• Set exercise
For this exercise, copy out each line of the material below that includes "screenshot".
===== Task inputs
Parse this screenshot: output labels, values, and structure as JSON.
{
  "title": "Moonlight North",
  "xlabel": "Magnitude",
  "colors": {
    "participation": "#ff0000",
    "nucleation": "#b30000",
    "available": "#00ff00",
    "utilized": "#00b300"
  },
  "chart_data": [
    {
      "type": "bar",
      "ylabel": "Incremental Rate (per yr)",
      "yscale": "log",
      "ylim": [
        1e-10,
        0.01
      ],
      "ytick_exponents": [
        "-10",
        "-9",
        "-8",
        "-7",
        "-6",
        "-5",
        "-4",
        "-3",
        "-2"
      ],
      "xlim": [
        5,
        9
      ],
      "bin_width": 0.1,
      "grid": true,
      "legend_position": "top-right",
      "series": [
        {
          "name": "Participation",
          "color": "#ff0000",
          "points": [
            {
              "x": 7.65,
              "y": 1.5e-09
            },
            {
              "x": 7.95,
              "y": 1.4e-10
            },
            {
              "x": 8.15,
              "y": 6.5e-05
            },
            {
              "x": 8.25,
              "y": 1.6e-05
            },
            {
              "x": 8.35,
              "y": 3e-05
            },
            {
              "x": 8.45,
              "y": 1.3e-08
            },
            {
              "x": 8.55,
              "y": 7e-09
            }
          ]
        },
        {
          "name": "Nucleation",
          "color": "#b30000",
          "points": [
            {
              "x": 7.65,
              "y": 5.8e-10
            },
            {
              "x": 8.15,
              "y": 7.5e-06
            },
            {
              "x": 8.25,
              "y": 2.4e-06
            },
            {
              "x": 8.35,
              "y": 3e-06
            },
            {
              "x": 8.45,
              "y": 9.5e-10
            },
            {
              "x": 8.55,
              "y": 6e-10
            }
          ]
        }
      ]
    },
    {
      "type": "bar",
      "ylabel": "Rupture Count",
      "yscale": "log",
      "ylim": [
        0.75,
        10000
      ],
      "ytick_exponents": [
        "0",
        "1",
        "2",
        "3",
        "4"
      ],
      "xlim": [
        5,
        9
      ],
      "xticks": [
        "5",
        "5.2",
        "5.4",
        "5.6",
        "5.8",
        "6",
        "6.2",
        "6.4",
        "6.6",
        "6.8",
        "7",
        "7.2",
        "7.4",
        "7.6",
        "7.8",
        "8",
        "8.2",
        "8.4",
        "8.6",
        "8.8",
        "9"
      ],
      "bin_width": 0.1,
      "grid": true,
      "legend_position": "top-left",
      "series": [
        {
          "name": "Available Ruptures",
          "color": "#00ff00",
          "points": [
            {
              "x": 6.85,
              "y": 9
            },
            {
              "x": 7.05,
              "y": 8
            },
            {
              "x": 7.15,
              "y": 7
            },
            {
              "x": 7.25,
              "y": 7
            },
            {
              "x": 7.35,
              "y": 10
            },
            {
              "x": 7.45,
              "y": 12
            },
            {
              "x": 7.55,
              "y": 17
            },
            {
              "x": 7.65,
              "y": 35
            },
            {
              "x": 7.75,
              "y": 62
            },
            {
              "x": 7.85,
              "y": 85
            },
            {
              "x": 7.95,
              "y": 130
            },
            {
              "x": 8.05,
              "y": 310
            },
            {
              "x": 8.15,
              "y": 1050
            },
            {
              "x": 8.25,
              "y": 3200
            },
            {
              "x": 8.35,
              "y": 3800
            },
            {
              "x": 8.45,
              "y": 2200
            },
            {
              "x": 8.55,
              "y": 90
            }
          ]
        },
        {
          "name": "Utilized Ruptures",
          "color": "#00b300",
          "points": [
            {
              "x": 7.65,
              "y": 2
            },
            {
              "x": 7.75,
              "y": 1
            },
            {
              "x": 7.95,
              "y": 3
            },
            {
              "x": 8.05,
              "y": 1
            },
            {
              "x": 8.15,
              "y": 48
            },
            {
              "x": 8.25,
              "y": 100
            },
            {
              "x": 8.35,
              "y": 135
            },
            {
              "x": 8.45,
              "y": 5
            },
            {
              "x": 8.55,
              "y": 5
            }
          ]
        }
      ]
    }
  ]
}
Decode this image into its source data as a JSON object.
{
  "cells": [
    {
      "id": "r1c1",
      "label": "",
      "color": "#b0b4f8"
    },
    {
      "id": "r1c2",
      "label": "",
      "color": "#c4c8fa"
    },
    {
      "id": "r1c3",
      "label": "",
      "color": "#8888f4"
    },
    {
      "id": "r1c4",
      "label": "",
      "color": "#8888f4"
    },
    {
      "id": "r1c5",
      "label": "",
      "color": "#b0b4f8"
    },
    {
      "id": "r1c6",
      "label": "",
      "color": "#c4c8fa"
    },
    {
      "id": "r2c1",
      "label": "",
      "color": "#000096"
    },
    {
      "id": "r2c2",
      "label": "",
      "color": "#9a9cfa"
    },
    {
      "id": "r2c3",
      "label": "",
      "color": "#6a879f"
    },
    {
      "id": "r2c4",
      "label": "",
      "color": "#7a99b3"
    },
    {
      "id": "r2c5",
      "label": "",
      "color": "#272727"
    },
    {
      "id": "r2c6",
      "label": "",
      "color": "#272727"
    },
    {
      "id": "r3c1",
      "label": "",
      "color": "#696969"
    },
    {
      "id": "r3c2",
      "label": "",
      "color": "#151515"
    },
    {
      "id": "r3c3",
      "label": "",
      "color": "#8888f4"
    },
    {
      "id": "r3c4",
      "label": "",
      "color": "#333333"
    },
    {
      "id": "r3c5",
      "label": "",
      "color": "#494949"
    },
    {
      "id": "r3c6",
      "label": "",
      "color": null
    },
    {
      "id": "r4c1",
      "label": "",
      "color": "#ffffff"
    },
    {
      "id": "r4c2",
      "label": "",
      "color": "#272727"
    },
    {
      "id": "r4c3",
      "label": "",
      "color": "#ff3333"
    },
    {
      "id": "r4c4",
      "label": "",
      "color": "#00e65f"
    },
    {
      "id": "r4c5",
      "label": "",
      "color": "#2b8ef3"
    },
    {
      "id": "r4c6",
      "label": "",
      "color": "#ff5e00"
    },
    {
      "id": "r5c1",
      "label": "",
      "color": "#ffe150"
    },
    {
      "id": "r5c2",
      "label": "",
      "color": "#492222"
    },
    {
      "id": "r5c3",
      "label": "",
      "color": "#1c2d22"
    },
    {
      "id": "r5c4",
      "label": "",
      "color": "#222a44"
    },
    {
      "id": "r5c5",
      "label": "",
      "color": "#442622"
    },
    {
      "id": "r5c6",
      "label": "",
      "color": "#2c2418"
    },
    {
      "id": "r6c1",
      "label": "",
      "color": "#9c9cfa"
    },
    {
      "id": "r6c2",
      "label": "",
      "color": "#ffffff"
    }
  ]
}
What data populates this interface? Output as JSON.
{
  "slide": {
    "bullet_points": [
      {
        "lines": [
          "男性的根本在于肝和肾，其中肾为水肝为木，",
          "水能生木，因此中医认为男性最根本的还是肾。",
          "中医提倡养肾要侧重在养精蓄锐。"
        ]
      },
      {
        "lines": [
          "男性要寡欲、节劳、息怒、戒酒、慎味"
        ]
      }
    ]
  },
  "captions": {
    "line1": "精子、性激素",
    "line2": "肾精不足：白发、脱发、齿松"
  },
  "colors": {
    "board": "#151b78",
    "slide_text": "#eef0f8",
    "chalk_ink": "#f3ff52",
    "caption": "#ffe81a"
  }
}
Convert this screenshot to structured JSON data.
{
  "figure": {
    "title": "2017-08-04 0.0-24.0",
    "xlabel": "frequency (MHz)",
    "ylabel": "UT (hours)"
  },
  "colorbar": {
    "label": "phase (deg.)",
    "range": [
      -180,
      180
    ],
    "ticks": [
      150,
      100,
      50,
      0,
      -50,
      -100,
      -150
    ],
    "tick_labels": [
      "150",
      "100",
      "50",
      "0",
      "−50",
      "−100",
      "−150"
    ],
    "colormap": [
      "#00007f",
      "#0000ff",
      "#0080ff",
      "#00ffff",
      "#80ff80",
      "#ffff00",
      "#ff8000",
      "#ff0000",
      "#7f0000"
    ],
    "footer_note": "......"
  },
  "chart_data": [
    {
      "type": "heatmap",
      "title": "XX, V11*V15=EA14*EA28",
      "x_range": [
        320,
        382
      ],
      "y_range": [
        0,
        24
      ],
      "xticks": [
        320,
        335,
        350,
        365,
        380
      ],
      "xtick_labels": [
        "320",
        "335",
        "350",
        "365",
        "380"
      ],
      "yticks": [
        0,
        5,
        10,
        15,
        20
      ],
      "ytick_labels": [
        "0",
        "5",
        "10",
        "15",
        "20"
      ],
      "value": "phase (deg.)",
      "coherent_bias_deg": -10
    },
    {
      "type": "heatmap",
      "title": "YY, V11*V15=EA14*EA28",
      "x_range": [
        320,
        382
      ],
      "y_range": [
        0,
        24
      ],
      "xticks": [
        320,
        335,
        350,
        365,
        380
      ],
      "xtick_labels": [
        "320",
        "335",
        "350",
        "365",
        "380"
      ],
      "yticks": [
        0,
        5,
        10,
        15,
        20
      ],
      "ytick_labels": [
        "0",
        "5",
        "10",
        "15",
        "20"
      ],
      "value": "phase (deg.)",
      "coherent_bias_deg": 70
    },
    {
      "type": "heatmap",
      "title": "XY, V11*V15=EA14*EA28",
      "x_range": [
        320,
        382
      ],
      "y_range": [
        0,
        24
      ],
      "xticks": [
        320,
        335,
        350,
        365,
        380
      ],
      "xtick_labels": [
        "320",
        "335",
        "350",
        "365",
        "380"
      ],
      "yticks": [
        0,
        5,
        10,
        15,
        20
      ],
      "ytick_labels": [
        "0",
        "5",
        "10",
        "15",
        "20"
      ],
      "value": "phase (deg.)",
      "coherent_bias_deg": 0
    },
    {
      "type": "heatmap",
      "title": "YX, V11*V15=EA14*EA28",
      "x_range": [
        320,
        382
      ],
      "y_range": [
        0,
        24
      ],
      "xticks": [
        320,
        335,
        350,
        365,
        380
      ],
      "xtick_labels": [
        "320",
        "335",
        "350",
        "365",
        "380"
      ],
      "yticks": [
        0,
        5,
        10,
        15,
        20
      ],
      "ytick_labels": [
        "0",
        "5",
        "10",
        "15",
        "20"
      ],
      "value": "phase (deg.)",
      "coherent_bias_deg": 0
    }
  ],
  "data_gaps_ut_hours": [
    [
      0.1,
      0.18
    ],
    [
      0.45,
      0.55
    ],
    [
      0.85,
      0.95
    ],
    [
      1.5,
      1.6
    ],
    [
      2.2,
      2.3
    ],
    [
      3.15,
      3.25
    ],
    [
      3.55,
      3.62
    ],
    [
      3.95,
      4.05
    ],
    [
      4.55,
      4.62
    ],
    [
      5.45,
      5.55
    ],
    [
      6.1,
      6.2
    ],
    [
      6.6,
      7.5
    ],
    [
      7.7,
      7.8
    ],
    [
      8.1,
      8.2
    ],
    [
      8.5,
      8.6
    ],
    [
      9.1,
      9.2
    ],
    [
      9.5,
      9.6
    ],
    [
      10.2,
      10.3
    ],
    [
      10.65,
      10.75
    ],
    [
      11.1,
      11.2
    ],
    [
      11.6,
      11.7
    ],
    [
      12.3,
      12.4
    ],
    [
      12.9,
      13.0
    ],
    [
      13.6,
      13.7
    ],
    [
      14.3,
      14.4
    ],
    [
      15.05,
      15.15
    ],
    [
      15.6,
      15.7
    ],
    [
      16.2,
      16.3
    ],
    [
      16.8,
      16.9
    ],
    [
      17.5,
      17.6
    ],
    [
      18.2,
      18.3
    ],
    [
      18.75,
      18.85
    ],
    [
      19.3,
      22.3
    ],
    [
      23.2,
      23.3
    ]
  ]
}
==========
• Result of the exercise
Parse this screenshot: output labels, values, and structure as JSON.
Convert this screenshot to structured JSON data.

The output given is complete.